#### EXTRACTED TEXT:
▽
The socialists who took a populist turn in trying to utilize Christianity without Christ viewed Dostoevsky’s reverence for the faith of the Russian people as naive, romantic, and, yes, irrational. Dostoevsky responds that he is well aware of “the transgressions” of the Christ-loving people, but, referring to the years in Siberia, he also knows much more. “I lived with them for some years, shared meals with them, slept alongside them, and was myself ‘numbered among the transgressors’; I worked with them at real, backbreaking labor and at a time when others were playing at liberalism and snickering about the people. So don’t tell me that I don’t know the people! I know them; it was from them I accepted Christ into my soul again, Christ whom I had known while still a child in my parents’ home and whom I was about to lose when I, in my turn, transformed myself into a ‘European liberal.’” One can hardly exaggerate the disdain that attends Dostoevsky’s use of the words “European liberal.”
Dostoevsky’s animus toward European liberalism and Roman Catholicism—which to his mind were of a piece—is another thing that can hardly be exaggerated (see Rodney Delasanta’s “Dostoevsky Also Nods,” FT, January 2002). There are, Dostoevsky said, three ideas contending for mastery over the world. One is “the Catholic idea” embodied in France and at the heart of French socialism. “For French socialism is nothing other than the compulsory unity of humanity, an idea that derived from ancient Rome and that was subsequently preserved in Catholicism.” Rome is infinitely devious and resourceful. It is by no means the antithesis of socialism. “Having lost the kings as its allies,” said Dostoevsky, “it will surely rush to the demos.” Indeed, socialism is simply the secularized version of Catholicism with its claim to universal domination, and the Church is eager to re-sacralize it. Dostoevsky was on to something. There were and are Catholics who think that way. Today’s readers will recall the late and unlamented efforts of “liberation theology” to establish under Marxist auspices what would be, in effect, a new Christendom.
△
(Element and region data)
▽
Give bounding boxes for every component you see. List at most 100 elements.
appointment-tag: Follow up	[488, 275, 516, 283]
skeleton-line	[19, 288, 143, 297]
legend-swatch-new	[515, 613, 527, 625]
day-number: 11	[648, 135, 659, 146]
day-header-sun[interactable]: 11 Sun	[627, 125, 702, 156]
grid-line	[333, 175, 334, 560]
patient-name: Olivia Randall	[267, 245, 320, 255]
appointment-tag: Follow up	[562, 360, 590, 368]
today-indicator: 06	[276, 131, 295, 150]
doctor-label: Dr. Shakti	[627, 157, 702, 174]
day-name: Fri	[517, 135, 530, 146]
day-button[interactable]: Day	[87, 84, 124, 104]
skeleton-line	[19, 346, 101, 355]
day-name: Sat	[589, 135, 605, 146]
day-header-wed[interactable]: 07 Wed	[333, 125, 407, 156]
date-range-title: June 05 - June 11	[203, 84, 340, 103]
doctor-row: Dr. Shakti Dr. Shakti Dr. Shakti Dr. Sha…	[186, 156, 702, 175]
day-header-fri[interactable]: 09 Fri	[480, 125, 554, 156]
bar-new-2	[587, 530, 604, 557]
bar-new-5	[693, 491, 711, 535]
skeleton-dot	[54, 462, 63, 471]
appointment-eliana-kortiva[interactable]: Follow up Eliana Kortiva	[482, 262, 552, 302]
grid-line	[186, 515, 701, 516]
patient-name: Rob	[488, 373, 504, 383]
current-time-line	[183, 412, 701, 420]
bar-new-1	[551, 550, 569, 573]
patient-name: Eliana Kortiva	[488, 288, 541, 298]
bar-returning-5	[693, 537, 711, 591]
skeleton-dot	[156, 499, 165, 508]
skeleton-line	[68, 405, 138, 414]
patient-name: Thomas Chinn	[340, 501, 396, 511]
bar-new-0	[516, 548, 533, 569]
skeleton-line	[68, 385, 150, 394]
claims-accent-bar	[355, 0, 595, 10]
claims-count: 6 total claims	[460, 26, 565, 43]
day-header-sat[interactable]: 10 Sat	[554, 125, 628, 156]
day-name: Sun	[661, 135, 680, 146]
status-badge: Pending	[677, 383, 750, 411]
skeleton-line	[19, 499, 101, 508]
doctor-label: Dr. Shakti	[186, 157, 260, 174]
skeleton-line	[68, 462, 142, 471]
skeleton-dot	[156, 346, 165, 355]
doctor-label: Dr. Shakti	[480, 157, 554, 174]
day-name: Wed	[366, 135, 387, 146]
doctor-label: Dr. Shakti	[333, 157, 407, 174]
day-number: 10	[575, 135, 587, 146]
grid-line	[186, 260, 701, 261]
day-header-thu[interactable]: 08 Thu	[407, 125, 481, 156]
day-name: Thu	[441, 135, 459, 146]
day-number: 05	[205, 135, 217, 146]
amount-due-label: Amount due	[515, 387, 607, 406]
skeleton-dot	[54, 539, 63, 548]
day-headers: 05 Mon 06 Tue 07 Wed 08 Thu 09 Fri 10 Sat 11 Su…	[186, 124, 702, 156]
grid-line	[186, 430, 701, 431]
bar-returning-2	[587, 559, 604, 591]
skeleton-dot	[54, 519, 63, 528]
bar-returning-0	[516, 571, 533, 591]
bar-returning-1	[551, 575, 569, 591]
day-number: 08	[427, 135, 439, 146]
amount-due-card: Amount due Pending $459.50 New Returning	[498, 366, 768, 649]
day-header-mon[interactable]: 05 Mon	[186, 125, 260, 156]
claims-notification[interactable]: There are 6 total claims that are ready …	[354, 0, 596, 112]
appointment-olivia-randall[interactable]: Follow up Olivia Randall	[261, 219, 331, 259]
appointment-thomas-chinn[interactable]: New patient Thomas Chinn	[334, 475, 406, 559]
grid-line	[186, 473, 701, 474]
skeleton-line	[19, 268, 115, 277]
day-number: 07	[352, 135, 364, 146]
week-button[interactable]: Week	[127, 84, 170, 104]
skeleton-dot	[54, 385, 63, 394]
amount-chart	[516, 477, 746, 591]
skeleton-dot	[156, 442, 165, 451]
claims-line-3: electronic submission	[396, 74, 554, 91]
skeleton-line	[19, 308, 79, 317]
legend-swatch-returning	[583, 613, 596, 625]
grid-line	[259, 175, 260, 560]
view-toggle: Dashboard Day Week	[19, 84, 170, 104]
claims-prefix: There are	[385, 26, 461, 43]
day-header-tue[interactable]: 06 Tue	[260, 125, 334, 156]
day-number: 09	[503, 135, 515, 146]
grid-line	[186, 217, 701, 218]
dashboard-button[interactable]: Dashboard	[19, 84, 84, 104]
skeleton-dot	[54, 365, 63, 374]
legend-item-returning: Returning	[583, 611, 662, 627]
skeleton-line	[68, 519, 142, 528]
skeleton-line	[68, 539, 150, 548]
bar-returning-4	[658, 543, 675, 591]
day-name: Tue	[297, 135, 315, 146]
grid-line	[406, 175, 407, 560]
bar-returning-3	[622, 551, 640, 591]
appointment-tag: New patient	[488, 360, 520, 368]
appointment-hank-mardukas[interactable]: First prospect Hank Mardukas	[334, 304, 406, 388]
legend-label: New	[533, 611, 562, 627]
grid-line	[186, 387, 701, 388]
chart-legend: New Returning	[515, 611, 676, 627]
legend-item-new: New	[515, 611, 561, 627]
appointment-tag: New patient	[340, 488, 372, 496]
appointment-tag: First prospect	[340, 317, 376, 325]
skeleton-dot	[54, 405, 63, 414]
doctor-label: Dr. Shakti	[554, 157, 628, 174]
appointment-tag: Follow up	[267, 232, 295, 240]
△
#### SHORT PROBLEM 1:
In the Dostoevsky passage, how many ideas did Dostoevsky say were contending for mastery over the world?
#### SHORT PROBLEM 2:
Resume the Dostoevsky passage from the point where it stops.
The entries play no part in the tasks.

#### WRITTEN REPLY 1:
Three.

#### WRITTEN REPLY 2:
The second great force is “the Protestant idea” that, Dostoevsky said, goes back far before Luther but gained new strength with the unification of Germany in 1870. As Frank describes his thought, “Like the Slavophils, Dostoevsky views Protestantism as fundamentally a protest against Latin Catholic civilization, hence containing nothing positive of its own and ultimately leading to atheism and nihilism.” And the third great force is, of course, “the Slavic idea” incarnated in Orthodoxy and the Russian faithful. Despite the eighteenth-century efforts of Peter the Great to introduce westernizing corruptions, Dostoevsky believed in the fundamental religious and social integrity of Holy Russia. Russia is, for Dostoevsky, the Redeemer Nation, and his fantastical claims for the moral, spiritual, and even intellectual superiority of the Russian people know no bounds. Frank deals with all this in detail, and is particularly deft in his treatment of what we today can only describe as Dostoevsky’s anti-Semitism. “Yiddism,” he believed, was a culture within a culture, a people within a people, and therefore a culture and people undermining the integrity and destiny of Orthodox Russia.
A Poor Prophet
Critics, one notes in passing, have been exceedingly harsh in their treatment of Dostoevsky’s nationalism. It is said with derision that, in view of the overthrow of the Tsar, the Bolshevik revolution of 1917, and the subsequent history of the Soviet Union, Dostoevsky was a lamentably poor prophet. To which the response is that his prophetic office did not consist in predictive powers but in bearing witness to a truth and possibility that, tragically, were shattered by the facticity of history. As Richard Pipes and other historians have underscored, there was nothing inevitable about the Bolshevik takeover. One can readily conjure other and credible scenarios in which Tsardom and Orthodoxy might have cooperated in the realization of something approximating Dostoevsky’s hopes.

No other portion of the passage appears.